### What is needed
What lines of the data include the string "visitors"? Copy them all.

## BEGIN Provided information

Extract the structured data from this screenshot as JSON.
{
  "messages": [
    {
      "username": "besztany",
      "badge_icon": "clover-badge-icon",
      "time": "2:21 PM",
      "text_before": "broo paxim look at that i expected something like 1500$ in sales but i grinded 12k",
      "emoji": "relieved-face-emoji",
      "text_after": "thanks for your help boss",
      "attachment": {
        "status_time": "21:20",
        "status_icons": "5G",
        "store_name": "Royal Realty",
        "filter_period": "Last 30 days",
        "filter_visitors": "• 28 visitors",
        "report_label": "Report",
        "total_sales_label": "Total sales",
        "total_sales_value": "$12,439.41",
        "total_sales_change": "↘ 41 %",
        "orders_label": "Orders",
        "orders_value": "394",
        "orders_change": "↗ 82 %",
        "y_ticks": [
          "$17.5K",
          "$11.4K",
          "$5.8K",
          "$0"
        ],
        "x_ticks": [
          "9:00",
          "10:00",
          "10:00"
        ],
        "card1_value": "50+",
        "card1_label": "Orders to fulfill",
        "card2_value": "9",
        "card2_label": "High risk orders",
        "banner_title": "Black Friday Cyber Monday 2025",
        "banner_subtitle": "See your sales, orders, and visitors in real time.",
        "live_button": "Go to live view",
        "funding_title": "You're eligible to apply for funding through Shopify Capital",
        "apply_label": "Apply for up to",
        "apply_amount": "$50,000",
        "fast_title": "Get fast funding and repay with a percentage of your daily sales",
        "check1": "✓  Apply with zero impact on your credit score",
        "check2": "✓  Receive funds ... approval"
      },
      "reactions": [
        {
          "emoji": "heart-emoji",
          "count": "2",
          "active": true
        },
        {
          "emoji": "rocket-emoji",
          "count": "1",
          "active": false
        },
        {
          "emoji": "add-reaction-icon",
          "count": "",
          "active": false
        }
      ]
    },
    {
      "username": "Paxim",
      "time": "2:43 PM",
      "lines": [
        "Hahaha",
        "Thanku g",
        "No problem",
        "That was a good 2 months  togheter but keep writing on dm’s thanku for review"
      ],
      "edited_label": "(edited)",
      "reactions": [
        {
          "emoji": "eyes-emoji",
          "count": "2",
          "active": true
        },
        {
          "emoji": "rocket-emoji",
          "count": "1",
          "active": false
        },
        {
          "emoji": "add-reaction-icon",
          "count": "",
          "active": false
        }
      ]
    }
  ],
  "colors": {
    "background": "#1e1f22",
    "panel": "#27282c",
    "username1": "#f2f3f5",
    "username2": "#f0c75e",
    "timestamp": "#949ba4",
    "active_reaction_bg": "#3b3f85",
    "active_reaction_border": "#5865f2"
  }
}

## END Provided information
## BEGIN Provided information

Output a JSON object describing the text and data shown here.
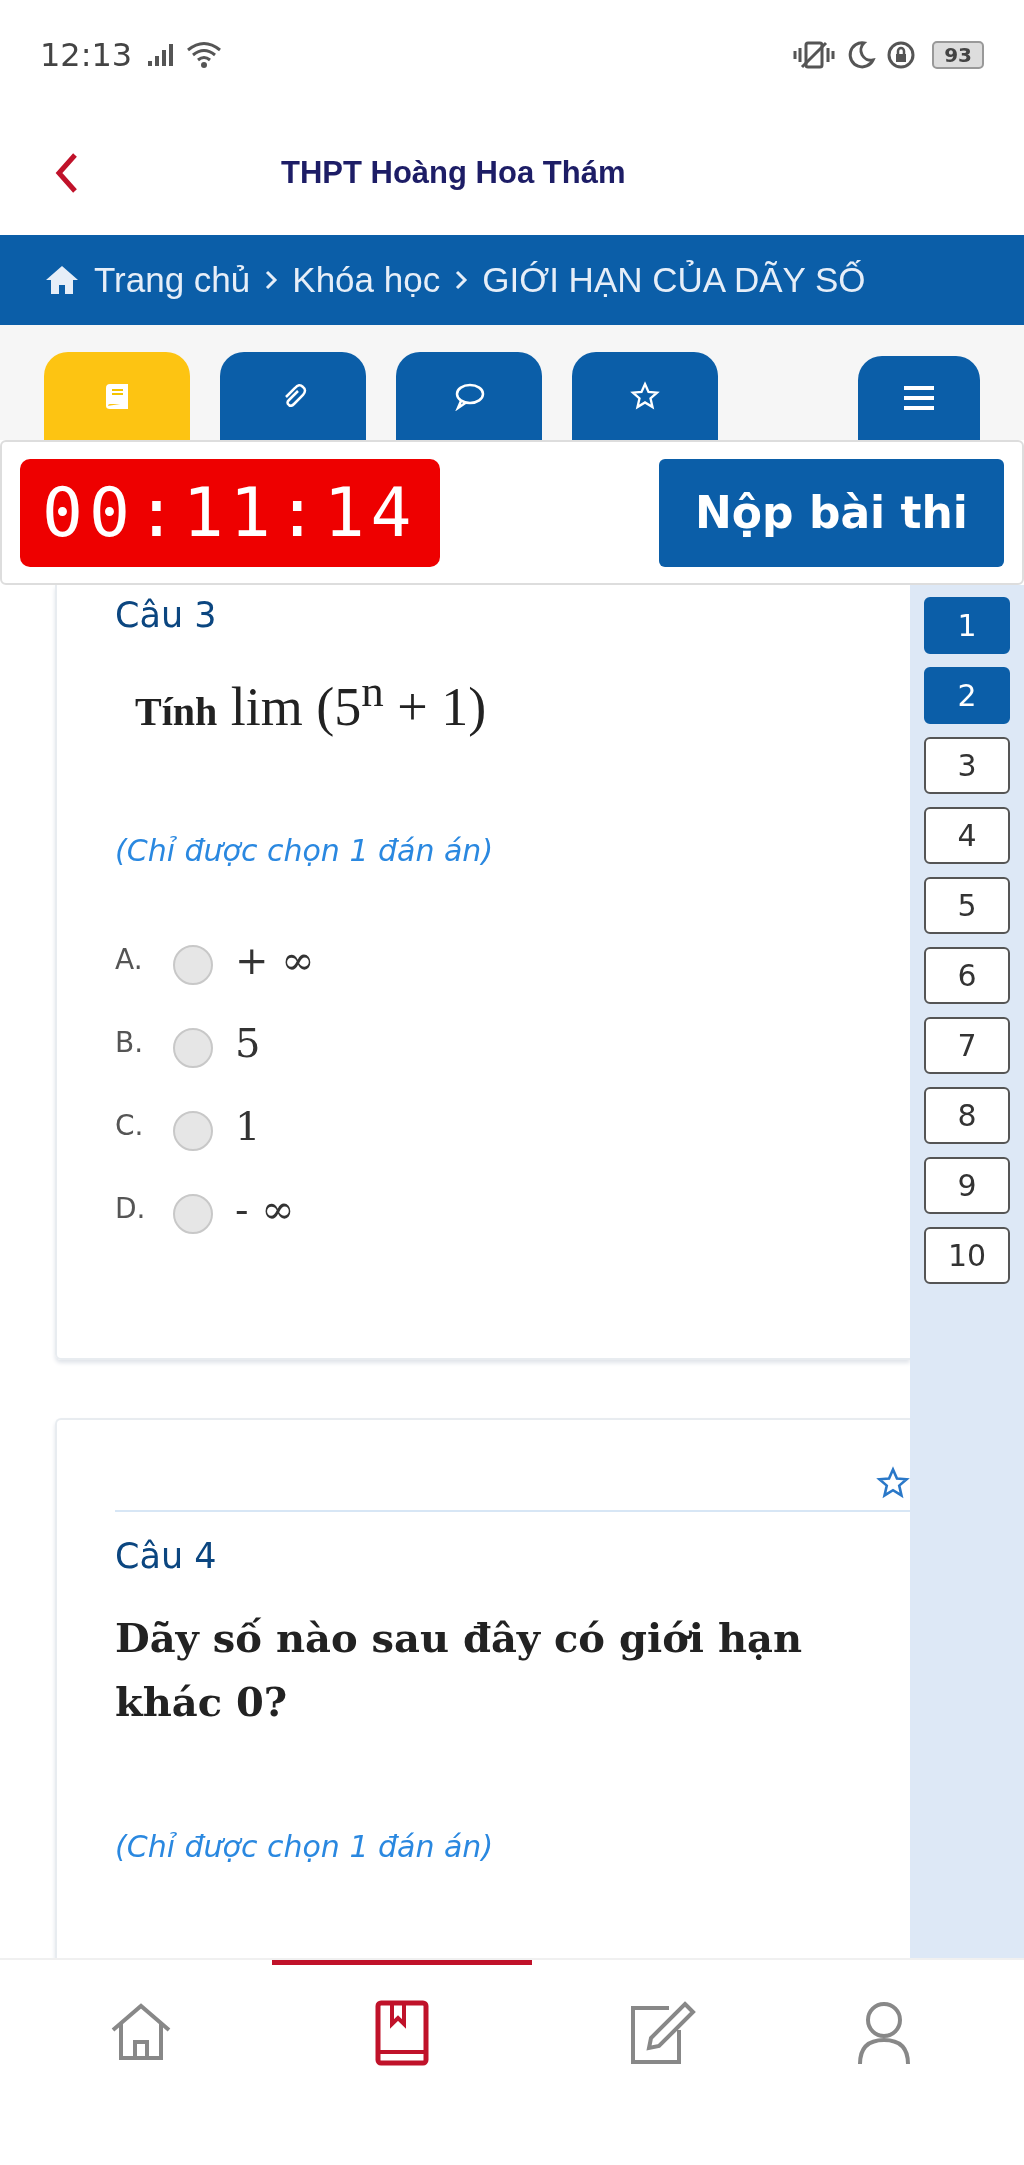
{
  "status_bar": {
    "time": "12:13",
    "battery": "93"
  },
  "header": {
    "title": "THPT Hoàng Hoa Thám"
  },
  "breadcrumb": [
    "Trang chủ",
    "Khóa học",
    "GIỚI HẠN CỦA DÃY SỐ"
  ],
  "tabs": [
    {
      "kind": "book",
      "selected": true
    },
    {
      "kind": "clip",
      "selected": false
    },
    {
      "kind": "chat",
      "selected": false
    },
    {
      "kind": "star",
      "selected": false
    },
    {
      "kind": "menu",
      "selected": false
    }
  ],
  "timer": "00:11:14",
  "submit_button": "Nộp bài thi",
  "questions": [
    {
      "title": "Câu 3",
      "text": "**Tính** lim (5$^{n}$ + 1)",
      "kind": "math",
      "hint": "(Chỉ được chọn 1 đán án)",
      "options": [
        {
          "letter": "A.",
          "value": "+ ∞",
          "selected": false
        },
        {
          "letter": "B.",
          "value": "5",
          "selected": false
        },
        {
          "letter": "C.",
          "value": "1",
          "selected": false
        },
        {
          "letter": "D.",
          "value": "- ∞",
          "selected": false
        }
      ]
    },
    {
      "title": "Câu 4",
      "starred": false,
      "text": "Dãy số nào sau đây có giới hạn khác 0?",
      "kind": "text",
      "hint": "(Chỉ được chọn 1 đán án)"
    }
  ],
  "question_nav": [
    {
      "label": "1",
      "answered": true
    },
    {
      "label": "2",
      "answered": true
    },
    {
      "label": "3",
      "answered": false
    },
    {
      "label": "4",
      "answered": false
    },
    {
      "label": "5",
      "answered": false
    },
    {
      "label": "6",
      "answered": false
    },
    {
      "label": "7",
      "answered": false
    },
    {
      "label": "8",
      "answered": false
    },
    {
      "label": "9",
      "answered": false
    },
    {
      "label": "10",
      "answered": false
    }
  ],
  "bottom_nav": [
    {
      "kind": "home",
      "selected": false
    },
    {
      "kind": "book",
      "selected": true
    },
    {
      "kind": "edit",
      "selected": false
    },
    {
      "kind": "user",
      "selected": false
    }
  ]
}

## END Provided information
## BEGIN Provided information

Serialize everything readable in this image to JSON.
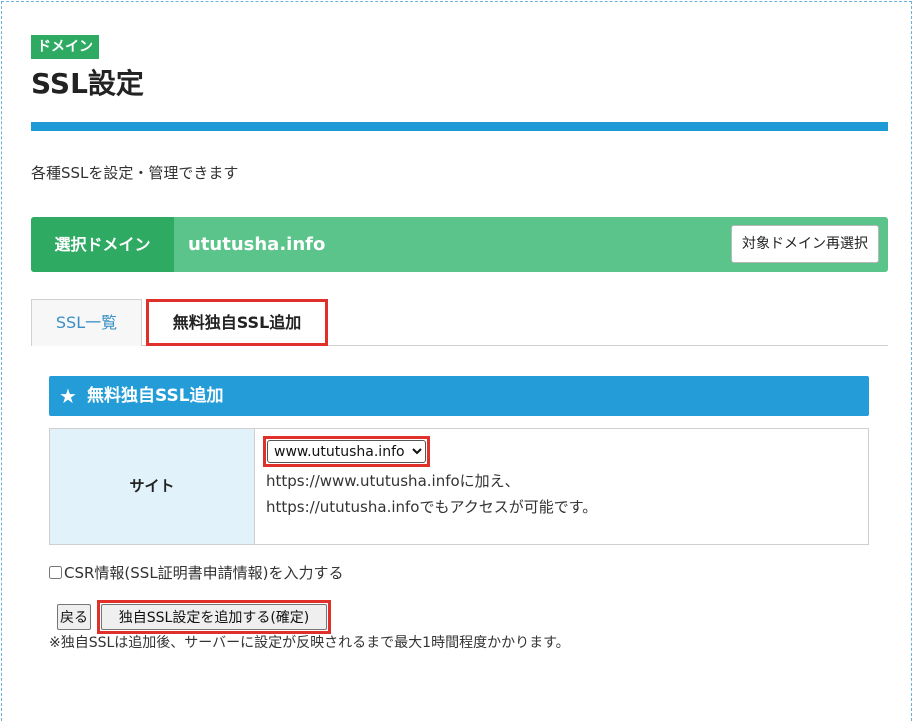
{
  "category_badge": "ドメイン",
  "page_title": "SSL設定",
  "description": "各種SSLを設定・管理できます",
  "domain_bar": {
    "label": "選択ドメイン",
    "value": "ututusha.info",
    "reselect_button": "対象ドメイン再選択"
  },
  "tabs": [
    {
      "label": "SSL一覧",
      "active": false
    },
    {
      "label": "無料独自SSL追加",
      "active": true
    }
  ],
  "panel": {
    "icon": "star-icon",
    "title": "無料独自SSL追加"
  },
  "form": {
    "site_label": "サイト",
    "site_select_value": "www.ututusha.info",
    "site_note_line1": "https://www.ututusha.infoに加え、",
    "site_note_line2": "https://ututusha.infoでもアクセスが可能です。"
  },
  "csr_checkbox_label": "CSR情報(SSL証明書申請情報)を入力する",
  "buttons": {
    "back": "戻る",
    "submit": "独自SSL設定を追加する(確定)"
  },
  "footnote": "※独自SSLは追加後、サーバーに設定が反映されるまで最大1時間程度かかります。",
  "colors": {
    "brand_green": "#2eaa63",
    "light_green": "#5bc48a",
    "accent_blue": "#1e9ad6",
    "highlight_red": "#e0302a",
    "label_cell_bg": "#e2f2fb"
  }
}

## END Provided information

### Result
        "filter_visitors": "• 28 visitors",
        "banner_subtitle": "See your sales, orders, and visitors in real time.",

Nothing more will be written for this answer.